Written exercise:
Go through the listing beneath this task and return every line that carries the string "screenshot".

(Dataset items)

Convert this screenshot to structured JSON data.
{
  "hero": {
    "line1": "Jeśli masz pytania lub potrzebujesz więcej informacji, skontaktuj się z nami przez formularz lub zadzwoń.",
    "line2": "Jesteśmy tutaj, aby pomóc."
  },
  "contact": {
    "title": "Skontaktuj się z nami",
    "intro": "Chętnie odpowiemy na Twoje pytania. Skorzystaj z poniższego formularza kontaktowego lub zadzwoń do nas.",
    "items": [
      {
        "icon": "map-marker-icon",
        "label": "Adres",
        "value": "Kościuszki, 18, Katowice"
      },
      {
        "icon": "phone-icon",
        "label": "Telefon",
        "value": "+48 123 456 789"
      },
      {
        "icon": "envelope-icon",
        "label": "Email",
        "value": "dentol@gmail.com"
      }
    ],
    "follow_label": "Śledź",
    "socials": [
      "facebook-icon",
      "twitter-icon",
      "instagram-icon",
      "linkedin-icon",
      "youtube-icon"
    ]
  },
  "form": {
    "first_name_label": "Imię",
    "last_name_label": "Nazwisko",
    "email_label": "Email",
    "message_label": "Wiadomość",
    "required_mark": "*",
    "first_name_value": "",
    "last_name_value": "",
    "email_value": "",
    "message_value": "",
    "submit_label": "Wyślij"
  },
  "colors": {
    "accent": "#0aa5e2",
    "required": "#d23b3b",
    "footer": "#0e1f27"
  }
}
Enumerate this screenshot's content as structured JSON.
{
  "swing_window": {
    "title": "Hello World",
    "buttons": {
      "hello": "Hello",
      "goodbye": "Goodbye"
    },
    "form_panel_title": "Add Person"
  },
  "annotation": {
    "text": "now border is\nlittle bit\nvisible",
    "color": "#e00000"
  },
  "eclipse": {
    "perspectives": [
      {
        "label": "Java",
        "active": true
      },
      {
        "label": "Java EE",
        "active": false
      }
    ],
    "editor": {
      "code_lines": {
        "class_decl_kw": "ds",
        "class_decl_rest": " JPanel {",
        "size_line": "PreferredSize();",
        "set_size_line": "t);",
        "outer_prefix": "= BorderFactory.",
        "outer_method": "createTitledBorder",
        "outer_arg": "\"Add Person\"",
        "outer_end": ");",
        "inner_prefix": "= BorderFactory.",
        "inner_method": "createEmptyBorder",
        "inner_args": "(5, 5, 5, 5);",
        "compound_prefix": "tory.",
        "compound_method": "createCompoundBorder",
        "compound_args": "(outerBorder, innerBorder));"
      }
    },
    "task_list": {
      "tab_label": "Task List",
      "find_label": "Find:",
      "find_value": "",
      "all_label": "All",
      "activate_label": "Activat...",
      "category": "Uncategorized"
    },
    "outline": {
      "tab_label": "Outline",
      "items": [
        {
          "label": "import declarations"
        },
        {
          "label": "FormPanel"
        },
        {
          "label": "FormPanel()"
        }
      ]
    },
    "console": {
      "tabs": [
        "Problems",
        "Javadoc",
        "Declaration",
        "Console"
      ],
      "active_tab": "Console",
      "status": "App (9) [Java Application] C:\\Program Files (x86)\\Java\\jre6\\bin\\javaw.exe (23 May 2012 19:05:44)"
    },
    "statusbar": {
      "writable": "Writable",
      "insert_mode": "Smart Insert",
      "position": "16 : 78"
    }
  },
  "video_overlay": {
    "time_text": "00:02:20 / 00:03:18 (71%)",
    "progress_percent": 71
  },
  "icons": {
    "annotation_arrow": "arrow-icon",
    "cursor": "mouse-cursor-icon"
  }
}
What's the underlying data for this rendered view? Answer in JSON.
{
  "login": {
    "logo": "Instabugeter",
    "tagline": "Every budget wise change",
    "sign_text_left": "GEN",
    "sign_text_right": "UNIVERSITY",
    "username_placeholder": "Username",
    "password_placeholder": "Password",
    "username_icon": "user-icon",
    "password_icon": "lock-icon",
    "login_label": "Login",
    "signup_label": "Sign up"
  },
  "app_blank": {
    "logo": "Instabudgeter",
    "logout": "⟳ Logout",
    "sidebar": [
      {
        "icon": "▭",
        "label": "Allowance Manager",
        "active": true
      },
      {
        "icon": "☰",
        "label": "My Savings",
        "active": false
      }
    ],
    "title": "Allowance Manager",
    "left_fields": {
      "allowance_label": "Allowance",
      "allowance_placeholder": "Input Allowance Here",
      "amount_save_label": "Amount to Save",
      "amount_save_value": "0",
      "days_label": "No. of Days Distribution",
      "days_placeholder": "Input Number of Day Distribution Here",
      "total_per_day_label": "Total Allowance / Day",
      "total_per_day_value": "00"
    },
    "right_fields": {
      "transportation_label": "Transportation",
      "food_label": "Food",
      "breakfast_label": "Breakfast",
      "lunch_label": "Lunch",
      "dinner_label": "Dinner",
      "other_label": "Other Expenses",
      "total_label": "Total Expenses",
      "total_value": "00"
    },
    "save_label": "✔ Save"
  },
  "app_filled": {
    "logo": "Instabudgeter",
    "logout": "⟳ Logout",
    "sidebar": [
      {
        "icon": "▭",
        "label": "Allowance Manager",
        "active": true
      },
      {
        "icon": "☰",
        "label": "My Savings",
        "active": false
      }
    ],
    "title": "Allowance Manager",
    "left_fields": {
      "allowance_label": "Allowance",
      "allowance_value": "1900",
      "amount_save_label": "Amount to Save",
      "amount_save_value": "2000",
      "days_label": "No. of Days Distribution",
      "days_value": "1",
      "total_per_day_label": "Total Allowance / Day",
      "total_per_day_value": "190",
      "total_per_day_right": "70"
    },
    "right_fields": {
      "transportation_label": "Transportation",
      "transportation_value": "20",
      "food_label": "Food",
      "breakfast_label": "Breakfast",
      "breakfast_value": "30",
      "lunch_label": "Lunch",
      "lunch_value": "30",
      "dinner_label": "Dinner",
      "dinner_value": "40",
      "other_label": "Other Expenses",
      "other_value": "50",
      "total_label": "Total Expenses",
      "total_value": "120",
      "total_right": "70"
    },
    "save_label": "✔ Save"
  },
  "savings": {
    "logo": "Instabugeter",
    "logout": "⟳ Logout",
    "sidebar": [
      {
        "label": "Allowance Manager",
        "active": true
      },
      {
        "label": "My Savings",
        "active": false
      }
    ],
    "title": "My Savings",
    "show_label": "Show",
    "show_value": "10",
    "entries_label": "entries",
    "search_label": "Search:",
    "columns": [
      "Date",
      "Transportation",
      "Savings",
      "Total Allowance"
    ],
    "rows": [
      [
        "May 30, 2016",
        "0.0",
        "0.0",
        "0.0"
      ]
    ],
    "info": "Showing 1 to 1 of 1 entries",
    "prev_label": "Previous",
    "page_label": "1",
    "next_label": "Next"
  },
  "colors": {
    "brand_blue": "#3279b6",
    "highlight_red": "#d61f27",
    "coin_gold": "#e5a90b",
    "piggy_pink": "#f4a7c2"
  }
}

Answer below:
Convert this screenshot to structured JSON data.
Enumerate this screenshot's content as structured JSON.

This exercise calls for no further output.